[START]

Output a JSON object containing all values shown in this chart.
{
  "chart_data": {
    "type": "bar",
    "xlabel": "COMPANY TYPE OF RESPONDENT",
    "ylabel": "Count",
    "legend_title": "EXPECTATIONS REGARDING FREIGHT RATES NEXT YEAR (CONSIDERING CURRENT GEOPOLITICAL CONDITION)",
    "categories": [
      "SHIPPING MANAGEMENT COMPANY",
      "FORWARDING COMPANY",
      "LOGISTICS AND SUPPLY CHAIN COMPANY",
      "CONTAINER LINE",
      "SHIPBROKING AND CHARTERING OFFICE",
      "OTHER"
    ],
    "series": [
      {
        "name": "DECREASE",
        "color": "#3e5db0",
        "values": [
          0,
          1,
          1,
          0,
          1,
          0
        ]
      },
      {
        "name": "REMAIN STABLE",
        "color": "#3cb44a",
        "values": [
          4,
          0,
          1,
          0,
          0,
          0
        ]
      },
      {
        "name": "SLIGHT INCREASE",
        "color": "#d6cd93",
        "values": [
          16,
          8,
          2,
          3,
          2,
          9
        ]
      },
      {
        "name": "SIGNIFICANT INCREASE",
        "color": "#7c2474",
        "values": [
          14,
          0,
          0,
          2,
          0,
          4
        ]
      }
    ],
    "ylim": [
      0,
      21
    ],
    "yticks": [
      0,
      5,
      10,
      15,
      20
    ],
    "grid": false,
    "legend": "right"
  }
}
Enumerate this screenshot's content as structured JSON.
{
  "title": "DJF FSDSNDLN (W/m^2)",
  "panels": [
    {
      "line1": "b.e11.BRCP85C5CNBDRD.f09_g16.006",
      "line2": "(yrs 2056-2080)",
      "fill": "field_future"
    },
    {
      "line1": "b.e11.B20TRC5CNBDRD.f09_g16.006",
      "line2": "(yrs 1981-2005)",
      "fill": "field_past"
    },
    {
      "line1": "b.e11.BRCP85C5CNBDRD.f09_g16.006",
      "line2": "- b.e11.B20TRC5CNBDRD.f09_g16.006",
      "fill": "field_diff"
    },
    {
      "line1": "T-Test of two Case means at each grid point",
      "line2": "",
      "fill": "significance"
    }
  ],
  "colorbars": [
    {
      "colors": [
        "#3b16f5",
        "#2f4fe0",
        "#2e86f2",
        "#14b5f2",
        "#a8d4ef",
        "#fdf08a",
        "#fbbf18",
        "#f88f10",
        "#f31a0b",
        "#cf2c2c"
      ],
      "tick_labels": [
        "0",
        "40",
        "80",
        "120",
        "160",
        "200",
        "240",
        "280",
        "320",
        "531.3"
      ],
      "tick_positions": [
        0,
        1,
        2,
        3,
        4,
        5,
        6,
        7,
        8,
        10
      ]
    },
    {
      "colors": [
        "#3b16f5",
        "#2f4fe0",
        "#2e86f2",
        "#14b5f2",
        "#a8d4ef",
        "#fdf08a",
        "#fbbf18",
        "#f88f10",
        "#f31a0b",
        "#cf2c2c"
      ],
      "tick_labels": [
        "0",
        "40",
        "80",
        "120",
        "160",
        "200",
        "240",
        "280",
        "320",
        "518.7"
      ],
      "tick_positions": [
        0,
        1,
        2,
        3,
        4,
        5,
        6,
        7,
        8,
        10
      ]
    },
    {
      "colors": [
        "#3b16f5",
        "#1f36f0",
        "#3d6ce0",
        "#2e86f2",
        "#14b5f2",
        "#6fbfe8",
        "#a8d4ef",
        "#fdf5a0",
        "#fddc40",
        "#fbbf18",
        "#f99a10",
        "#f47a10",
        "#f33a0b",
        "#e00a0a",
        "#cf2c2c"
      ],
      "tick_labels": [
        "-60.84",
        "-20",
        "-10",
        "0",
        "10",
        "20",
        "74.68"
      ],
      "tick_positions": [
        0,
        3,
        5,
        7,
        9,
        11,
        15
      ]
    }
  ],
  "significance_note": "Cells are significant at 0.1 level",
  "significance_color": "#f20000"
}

[END]

■ INSTRUCTIONS FOR THE TASK ■
Work out the count of lines containing the word "this", then write only that count.

■ ANSWER FOR THE TASK ■
2